Transcribe each record exactly. Include every one.

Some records
☆ ☆ ☆ ☆ ☆ ☆ ☆

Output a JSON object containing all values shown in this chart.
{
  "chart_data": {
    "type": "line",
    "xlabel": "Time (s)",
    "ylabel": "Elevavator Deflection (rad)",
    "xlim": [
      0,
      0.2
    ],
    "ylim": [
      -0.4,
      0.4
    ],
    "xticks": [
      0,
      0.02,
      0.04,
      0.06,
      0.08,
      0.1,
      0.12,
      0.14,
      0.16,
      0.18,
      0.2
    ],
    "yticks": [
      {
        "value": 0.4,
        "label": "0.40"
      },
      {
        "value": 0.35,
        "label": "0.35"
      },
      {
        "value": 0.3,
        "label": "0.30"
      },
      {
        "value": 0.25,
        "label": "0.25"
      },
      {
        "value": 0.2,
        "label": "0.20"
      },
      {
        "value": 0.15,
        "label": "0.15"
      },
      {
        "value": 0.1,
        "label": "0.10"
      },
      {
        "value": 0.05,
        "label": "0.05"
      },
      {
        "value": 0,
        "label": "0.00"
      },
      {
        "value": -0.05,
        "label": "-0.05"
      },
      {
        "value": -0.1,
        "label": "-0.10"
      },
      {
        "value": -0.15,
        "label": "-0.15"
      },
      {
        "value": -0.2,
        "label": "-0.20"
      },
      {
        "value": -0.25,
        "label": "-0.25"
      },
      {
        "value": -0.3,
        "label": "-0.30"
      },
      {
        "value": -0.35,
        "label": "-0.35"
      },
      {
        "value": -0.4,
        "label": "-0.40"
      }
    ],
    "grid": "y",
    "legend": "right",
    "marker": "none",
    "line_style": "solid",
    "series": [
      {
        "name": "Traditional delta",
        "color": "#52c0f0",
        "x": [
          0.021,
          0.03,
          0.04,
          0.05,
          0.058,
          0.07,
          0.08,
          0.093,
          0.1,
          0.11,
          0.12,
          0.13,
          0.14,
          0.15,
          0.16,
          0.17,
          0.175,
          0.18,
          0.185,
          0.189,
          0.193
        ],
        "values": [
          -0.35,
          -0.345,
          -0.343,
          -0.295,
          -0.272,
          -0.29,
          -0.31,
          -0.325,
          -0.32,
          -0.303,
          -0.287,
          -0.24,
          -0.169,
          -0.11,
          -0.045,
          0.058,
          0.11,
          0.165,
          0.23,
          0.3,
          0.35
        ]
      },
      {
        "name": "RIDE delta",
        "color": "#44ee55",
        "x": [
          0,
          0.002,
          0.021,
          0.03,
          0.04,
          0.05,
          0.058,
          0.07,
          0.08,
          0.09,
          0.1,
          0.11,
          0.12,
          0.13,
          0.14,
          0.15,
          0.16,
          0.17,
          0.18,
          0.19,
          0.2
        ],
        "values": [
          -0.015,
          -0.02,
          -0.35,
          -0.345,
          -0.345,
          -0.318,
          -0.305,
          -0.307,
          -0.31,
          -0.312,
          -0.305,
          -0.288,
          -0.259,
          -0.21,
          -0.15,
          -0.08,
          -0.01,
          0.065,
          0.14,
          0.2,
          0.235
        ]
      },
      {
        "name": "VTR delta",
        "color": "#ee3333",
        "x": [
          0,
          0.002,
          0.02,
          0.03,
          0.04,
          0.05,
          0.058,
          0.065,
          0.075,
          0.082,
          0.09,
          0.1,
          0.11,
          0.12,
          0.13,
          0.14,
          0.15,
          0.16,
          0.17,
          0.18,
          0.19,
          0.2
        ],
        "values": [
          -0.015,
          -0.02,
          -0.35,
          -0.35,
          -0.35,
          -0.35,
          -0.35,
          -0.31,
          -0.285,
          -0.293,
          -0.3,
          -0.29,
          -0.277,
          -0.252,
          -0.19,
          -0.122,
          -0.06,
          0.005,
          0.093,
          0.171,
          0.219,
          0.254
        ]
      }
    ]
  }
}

☆ ☆ ☆ ☆ ☆ ☆ ☆

RESULT
Output a JSON object containing all values shown in this chart.
{
  "chart_data": {
    "type": "line",
    "xlabel": "Time (s)",
    "ylabel": "Elevavator Deflection (rad)",
    "xlim": [
      0,
      0.2
    ],
    "ylim": [
      -0.4,
      0.4
    ],
    "xticks": [
      0,
      0.02,
      0.04,
      0.06,
      0.08,
      0.1,
      0.12,
      0.14,
      0.16,
      0.18,
      0.2
    ],
    "yticks": [
      {
        "value": 0.4,
        "label": "0.40"
      },
      {
        "value": 0.35,
        "label": "0.35"
      },
      {
        "value": 0.3,
        "label": "0.30"
      },
      {
        "value": 0.25,
        "label": "0.25"
      },
      {
        "value": 0.2,
        "label": "0.20"
      },
      {
        "value": 0.15,
        "label": "0.15"
      },
      {
        "value": 0.1,
        "label": "0.10"
      },
      {
        "value": 0.05,
        "label": "0.05"
      },
      {
        "value": 0,
        "label": "0.00"
      },
      {
        "value": -0.05,
        "label": "-0.05"
      },
      {
        "value": -0.1,
        "label": "-0.10"
      },
      {
        "value": -0.15,
        "label": "-0.15"
      },
      {
        "value": -0.2,
        "label": "-0.20"
      },
      {
        "value": -0.25,
        "label": "-0.25"
      },
      {
        "value": -0.3,
        "label": "-0.30"
      },
      {
        "value": -0.35,
        "label": "-0.35"
      },
      {
        "value": -0.4,
        "label": "-0.40"
      }
    ],
    "grid": "y",
    "legend": "right",
    "marker": "none",
    "line_style": "solid",
    "series": [
      {
        "name": "Traditional delta",
        "color": "#52c0f0",
        "x": [
          0.021,
          0.03,
          0.04,
          0.05,
          0.058,
          0.07,
          0.08,
          0.093,
          0.1,
          0.11,
          0.12,
          0.13,
          0.14,
          0.15,
          0.16,
          0.17,
          0.175,
          0.18,
          0.185,
          0.189,
          0.193
        ],
        "values": [
          -0.35,
          -0.345,
          -0.343,
          -0.295,
          -0.272,
          -0.29,
          -0.31,
          -0.325,
          -0.32,
          -0.303,
          -0.287,
          -0.24,
          -0.169,
          -0.11,
          -0.045,
          0.058,
          0.11,
          0.165,
          0.23,
          0.3,
          0.35
        ]
      },
      {
        "name": "RIDE delta",
        "color": "#44ee55",
        "x": [
          0,
          0.002,
          0.021,
          0.03,
          0.04,
          0.05,
          0.058,
          0.07,
          0.08,
          0.09,
          0.1,
          0.11,
          0.12,
          0.13,
          0.14,
          0.15,
          0.16,
          0.17,
          0.18,
          0.19,
          0.2
        ],
        "values": [
          -0.015,
          -0.02,
          -0.35,
          -0.345,
          -0.345,
          -0.318,
          -0.305,
          -0.307,
          -0.31,
          -0.312,
          -0.305,
          -0.288,
          -0.259,
          -0.21,
          -0.15,
          -0.08,
          -0.01,
          0.065,
          0.14,
          0.2,
          0.235
        ]
      },
      {
        "name": "VTR delta",
        "color": "#ee3333",
        "x": [
          0,
          0.002,
          0.02,
          0.03,
          0.04,
          0.05,
          0.058,
          0.065,
          0.075,
          0.082,
          0.09,
          0.1,
          0.11,
          0.12,
          0.13,
          0.14,
          0.15,
          0.16,
          0.17,
          0.18,
          0.19,
          0.2
        ],
        "values": [
          -0.015,
          -0.02,
          -0.35,
          -0.35,
          -0.35,
          -0.35,
          -0.35,
          -0.31,
          -0.285,
          -0.293,
          -0.3,
          -0.29,
          -0.277,
          -0.252,
          -0.19,
          -0.122,
          -0.06,
          0.005,
          0.093,
          0.171,
          0.219,
          0.254
        ]
      }
    ]
  }
}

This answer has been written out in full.